EXERCISE PROMPT
Output the full material exactly as it appears here.

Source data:
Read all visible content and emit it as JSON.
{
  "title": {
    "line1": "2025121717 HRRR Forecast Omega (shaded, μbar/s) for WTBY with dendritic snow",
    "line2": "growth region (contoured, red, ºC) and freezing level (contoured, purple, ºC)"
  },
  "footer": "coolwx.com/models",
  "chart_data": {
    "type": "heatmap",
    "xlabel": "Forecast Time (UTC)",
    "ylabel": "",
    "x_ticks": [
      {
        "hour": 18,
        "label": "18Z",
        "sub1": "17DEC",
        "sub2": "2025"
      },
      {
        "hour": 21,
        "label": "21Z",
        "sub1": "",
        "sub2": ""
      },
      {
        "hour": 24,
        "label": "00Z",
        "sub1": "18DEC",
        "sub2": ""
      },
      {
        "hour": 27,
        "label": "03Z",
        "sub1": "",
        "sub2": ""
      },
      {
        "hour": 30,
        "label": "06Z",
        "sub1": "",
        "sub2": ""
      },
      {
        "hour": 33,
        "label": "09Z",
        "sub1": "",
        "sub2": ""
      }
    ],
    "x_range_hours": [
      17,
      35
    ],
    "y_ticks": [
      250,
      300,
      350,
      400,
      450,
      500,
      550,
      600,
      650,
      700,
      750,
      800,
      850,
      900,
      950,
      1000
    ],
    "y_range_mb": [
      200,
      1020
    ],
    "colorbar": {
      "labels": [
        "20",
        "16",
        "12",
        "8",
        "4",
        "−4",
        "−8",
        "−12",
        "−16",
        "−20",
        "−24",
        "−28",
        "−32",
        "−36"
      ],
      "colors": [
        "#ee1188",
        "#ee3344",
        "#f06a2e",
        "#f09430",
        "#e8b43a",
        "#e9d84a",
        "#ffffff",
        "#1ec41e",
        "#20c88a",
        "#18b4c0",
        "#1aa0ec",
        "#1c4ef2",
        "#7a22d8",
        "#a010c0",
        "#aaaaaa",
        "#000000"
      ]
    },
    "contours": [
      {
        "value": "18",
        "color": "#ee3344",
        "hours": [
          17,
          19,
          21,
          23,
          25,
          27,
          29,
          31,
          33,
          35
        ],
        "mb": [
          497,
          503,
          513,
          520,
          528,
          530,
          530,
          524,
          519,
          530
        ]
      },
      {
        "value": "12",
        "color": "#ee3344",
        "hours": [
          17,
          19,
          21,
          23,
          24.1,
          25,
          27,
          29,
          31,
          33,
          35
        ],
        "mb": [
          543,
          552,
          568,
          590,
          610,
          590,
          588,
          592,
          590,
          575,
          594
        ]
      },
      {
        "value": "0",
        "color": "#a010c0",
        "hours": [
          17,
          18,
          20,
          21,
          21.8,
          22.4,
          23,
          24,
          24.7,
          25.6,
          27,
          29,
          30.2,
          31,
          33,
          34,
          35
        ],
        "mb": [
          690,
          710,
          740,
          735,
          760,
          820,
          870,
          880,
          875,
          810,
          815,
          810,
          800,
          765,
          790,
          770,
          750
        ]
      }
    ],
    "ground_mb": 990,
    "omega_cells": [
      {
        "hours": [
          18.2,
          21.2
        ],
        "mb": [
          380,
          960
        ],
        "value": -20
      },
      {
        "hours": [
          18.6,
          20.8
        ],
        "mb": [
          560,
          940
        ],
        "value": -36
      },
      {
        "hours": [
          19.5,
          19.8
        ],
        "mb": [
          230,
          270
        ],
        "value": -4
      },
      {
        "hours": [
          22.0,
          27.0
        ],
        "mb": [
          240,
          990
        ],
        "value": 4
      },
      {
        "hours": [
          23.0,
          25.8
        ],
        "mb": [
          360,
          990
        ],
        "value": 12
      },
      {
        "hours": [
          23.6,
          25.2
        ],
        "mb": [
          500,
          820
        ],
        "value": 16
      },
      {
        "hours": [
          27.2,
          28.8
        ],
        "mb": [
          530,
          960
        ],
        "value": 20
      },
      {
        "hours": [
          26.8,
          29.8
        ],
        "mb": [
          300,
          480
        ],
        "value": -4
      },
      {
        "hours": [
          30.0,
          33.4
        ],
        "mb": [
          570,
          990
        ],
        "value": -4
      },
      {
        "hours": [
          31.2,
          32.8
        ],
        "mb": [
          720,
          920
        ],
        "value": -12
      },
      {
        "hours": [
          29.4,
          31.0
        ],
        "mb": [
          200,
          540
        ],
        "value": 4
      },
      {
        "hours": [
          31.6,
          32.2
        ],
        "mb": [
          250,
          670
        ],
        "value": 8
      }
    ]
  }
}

FINISHED TASK
Read all visible content and emit it as JSON.
{
  "title": {
    "line1": "2025121717 HRRR Forecast Omega (shaded, μbar/s) for WTBY with dendritic snow",
    "line2": "growth region (contoured, red, ºC) and freezing level (contoured, purple, ºC)"
  },
  "footer": "coolwx.com/models",
  "chart_data": {
    "type": "heatmap",
    "xlabel": "Forecast Time (UTC)",
    "ylabel": "",
    "x_ticks": [
      {
        "hour": 18,
        "label": "18Z",
        "sub1": "17DEC",
        "sub2": "2025"
      },
      {
        "hour": 21,
        "label": "21Z",
        "sub1": "",
        "sub2": ""
      },
      {
        "hour": 24,
        "label": "00Z",
        "sub1": "18DEC",
        "sub2": ""
      },
      {
        "hour": 27,
        "label": "03Z",
        "sub1": "",
        "sub2": ""
      },
      {
        "hour": 30,
        "label": "06Z",
        "sub1": "",
        "sub2": ""
      },
      {
        "hour": 33,
        "label": "09Z",
        "sub1": "",
        "sub2": ""
      }
    ],
    "x_range_hours": [
      17,
      35
    ],
    "y_ticks": [
      250,
      300,
      350,
      400,
      450,
      500,
      550,
      600,
      650,
      700,
      750,
      800,
      850,
      900,
      950,
      1000
    ],
    "y_range_mb": [
      200,
      1020
    ],
    "colorbar": {
      "labels": [
        "20",
        "16",
        "12",
        "8",
        "4",
        "−4",
        "−8",
        "−12",
        "−16",
        "−20",
        "−24",
        "−28",
        "−32",
        "−36"
      ],
      "colors": [
        "#ee1188",
        "#ee3344",
        "#f06a2e",
        "#f09430",
        "#e8b43a",
        "#e9d84a",
        "#ffffff",
        "#1ec41e",
        "#20c88a",
        "#18b4c0",
        "#1aa0ec",
        "#1c4ef2",
        "#7a22d8",
        "#a010c0",
        "#aaaaaa",
        "#000000"
      ]
    },
    "contours": [
      {
        "value": "18",
        "color": "#ee3344",
        "hours": [
          17,
          19,
          21,
          23,
          25,
          27,
          29,
          31,
          33,
          35
        ],
        "mb": [
          497,
          503,
          513,
          520,
          528,
          530,
          530,
          524,
          519,
          530
        ]
      },
      {
        "value": "12",
        "color": "#ee3344",
        "hours": [
          17,
          19,
          21,
          23,
          24.1,
          25,
          27,
          29,
          31,
          33,
          35
        ],
        "mb": [
          543,
          552,
          568,
          590,
          610,
          590,
          588,
          592,
          590,
          575,
          594
        ]
      },
      {
        "value": "0",
        "color": "#a010c0",
        "hours": [
          17,
          18,
          20,
          21,
          21.8,
          22.4,
          23,
          24,
          24.7,
          25.6,
          27,
          29,
          30.2,
          31,
          33,
          34,
          35
        ],
        "mb": [
          690,
          710,
          740,
          735,
          760,
          820,
          870,
          880,
          875,
          810,
          815,
          810,
          800,
          765,
          790,
          770,
          750
        ]
      }
    ],
    "ground_mb": 990,
    "omega_cells": [
      {
        "hours": [
          18.2,
          21.2
        ],
        "mb": [
          380,
          960
        ],
        "value": -20
      },
      {
        "hours": [
          18.6,
          20.8
        ],
        "mb": [
          560,
          940
        ],
        "value": -36
      },
      {
        "hours": [
          19.5,
          19.8
        ],
        "mb": [
          230,
          270
        ],
        "value": -4
      },
      {
        "hours": [
          22.0,
          27.0
        ],
        "mb": [
          240,
          990
        ],
        "value": 4
      },
      {
        "hours": [
          23.0,
          25.8
        ],
        "mb": [
          360,
          990
        ],
        "value": 12
      },
      {
        "hours": [
          23.6,
          25.2
        ],
        "mb": [
          500,
          820
        ],
        "value": 16
      },
      {
        "hours": [
          27.2,
          28.8
        ],
        "mb": [
          530,
          960
        ],
        "value": 20
      },
      {
        "hours": [
          26.8,
          29.8
        ],
        "mb": [
          300,
          480
        ],
        "value": -4
      },
      {
        "hours": [
          30.0,
          33.4
        ],
        "mb": [
          570,
          990
        ],
        "value": -4
      },
      {
        "hours": [
          31.2,
          32.8
        ],
        "mb": [
          720,
          920
        ],
        "value": -12
      },
      {
        "hours": [
          29.4,
          31.0
        ],
        "mb": [
          200,
          540
        ],
        "value": 4
      },
      {
        "hours": [
          31.6,
          32.2
        ],
        "mb": [
          250,
          670
        ],
        "value": 8
      }
    ]
  }
}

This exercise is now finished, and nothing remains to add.